▸ **Your task**:
State how many lines hold the string "Zákonní". Give the number and nothing else.

▸ **Dataset records**:
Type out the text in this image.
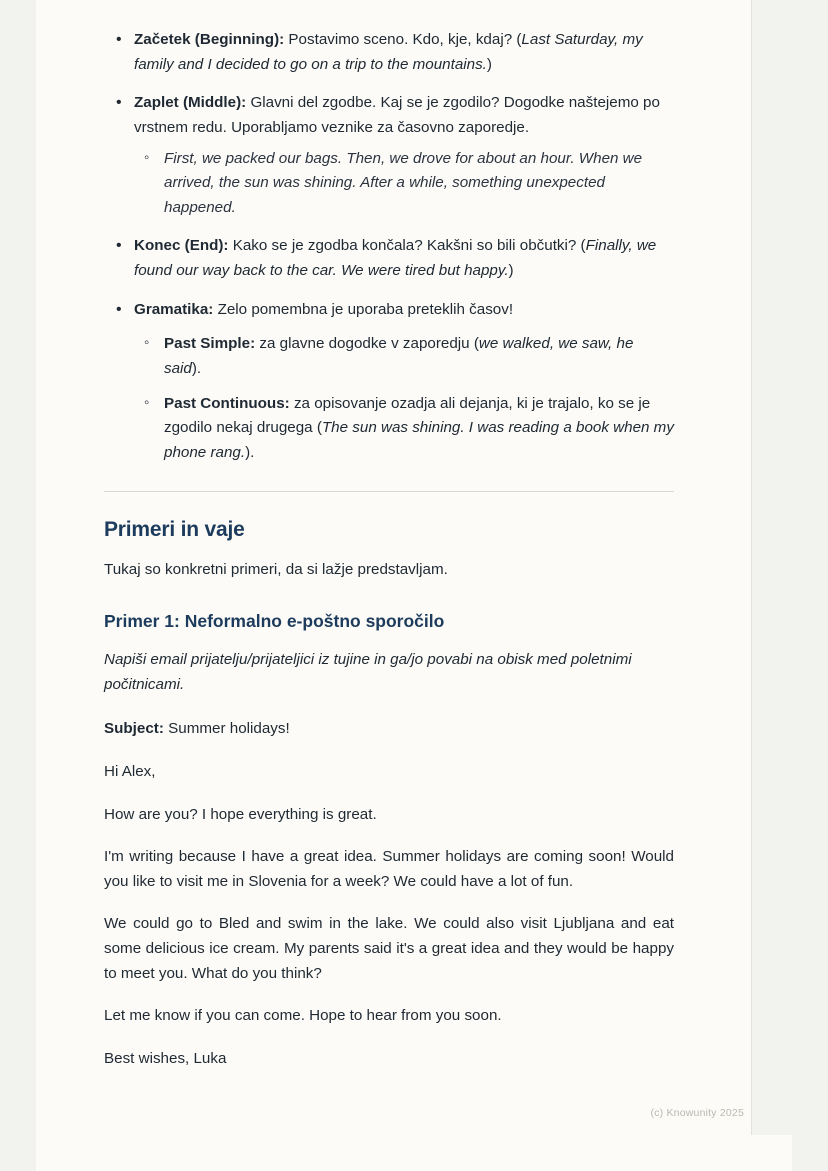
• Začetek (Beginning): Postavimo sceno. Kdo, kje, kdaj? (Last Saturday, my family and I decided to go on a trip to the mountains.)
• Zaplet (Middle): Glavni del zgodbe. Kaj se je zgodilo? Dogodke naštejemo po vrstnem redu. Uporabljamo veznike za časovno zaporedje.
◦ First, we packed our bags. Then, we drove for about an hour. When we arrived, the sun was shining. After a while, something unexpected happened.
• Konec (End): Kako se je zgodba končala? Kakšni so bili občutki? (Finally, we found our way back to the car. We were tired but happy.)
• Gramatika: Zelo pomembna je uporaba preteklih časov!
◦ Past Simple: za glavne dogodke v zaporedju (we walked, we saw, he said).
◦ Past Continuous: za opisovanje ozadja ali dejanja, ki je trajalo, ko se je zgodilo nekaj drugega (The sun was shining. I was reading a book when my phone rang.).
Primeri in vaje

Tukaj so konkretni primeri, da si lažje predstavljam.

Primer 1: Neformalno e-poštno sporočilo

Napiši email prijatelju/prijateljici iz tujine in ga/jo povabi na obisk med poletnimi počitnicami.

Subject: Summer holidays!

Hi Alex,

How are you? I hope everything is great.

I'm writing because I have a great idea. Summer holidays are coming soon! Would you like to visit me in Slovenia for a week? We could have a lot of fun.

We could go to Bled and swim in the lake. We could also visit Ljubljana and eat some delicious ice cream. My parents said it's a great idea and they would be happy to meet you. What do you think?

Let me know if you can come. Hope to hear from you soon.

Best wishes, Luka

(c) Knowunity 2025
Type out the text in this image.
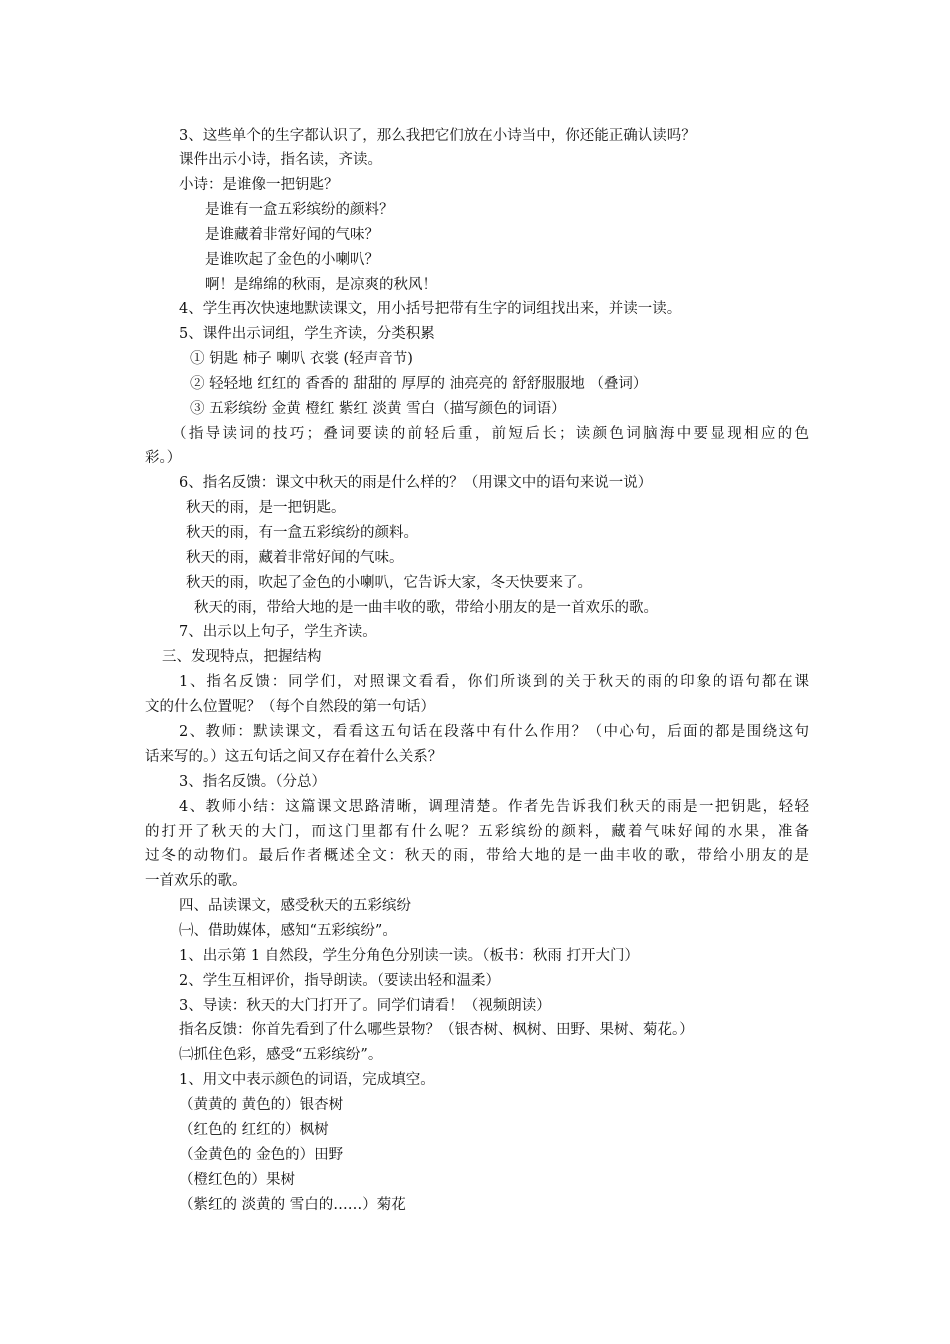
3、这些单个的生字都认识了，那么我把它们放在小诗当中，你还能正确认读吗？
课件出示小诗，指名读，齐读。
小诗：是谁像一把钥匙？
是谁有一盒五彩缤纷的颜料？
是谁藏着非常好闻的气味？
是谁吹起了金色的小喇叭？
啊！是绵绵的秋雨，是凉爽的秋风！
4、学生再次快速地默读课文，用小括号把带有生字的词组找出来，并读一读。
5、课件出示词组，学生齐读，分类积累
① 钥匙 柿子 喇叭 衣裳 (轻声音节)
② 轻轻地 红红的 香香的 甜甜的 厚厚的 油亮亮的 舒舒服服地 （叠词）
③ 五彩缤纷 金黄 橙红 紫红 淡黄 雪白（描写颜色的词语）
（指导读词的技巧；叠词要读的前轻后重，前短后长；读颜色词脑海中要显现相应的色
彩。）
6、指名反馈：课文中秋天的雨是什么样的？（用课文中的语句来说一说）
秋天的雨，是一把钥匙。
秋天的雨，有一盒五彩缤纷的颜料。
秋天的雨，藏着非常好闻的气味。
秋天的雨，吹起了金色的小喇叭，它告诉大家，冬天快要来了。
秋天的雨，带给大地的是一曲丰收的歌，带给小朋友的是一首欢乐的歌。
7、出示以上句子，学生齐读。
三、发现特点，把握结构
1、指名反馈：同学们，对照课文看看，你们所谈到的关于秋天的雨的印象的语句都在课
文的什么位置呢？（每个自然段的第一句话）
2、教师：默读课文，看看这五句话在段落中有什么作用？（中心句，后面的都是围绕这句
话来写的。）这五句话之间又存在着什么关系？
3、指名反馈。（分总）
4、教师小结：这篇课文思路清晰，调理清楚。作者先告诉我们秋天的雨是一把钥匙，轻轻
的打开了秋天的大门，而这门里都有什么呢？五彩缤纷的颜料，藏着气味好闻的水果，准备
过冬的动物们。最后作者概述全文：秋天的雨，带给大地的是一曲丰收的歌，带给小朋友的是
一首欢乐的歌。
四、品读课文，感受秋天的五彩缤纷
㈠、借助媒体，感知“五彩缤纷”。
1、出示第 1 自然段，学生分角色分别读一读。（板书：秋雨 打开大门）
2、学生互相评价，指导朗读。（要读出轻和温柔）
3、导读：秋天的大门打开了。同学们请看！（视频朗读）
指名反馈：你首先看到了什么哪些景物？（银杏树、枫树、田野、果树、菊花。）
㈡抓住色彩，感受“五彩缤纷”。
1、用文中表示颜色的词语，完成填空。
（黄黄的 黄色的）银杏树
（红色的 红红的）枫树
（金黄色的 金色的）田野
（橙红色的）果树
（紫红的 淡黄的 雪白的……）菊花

* * *

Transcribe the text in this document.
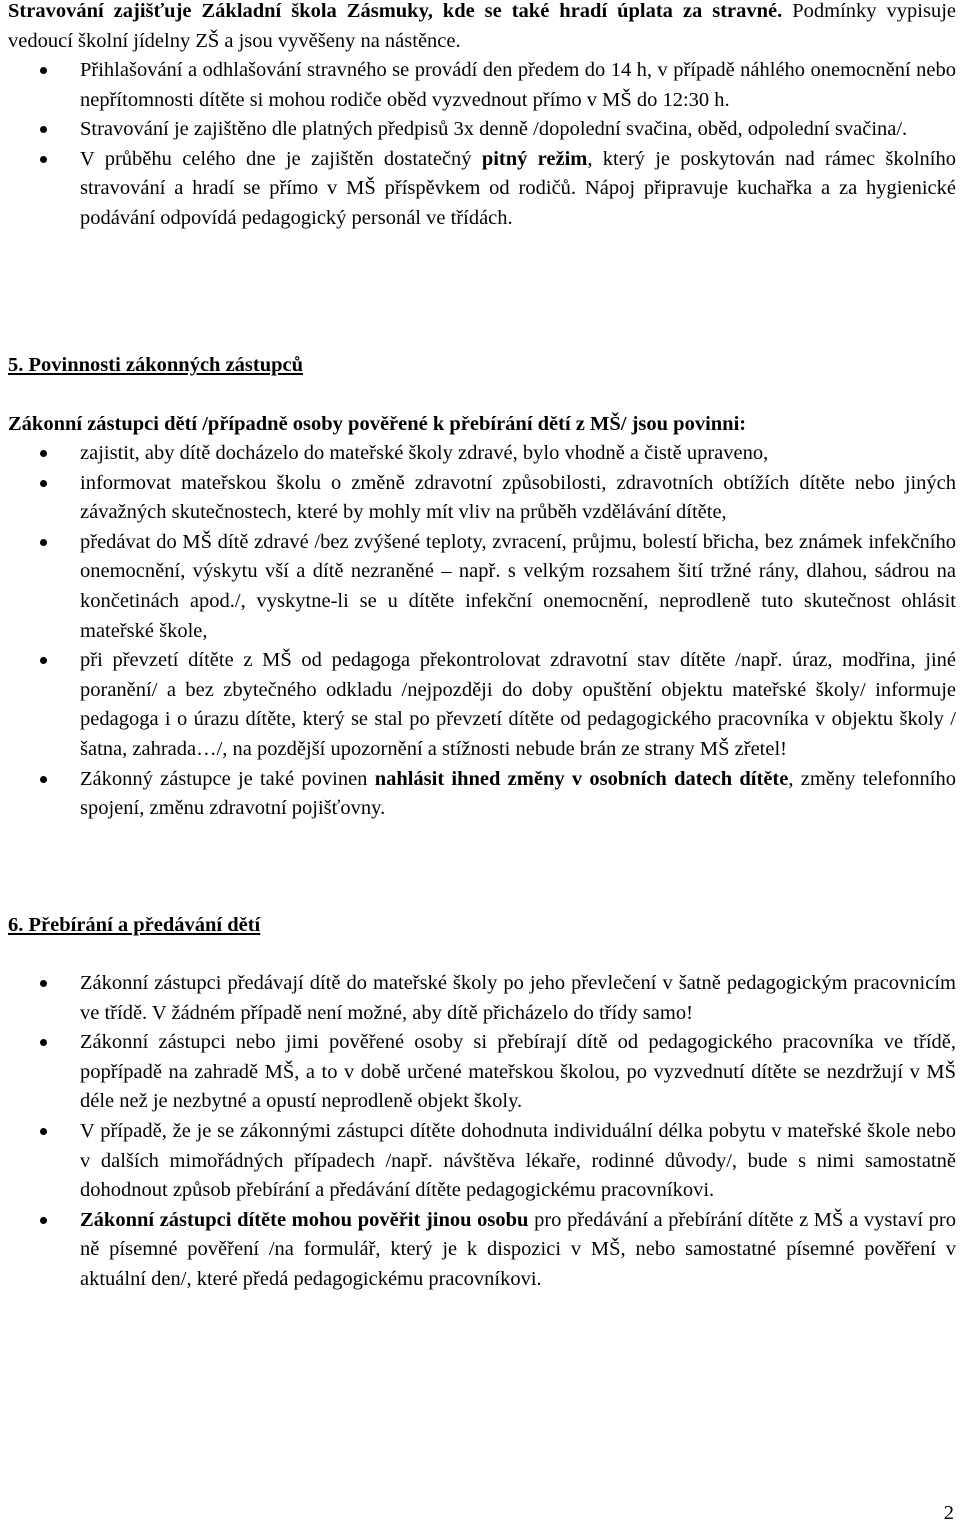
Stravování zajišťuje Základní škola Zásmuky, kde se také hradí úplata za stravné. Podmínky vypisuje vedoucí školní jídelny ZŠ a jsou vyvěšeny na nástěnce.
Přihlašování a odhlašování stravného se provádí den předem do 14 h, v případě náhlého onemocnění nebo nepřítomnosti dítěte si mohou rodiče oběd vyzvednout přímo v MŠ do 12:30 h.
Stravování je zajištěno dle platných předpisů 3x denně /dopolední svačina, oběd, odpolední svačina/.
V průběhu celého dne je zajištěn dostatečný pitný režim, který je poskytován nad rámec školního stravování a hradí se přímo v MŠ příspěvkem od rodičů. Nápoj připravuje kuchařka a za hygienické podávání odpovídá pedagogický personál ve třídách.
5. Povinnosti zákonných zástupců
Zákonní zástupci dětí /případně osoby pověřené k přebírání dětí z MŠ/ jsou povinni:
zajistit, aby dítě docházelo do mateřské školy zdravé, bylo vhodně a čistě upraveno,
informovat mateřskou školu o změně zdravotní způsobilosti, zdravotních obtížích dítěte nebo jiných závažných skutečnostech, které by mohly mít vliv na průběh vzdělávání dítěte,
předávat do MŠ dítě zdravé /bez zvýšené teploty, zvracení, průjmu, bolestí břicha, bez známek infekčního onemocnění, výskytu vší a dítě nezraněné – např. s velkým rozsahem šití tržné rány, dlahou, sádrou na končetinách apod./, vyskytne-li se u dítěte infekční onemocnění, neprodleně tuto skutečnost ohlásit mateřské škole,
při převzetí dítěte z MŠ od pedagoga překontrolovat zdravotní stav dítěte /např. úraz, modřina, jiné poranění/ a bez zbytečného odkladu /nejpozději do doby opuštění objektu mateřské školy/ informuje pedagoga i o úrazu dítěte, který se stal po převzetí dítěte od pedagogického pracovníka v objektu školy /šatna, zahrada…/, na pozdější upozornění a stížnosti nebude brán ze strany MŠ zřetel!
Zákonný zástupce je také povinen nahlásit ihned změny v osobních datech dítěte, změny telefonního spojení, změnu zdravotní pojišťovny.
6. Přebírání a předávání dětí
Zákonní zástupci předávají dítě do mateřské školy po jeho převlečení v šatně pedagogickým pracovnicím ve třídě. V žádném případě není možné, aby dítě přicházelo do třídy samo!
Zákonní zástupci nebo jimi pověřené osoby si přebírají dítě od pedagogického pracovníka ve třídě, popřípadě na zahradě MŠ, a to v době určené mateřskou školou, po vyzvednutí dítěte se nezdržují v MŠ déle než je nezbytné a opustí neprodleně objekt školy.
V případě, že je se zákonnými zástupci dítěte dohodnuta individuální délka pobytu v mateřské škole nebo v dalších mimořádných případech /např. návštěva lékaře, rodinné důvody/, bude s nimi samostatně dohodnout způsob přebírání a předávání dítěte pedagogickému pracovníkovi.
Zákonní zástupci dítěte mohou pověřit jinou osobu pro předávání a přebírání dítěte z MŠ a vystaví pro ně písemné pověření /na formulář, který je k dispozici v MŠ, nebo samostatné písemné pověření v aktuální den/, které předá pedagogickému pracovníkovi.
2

▸ **Answer to the task**:
4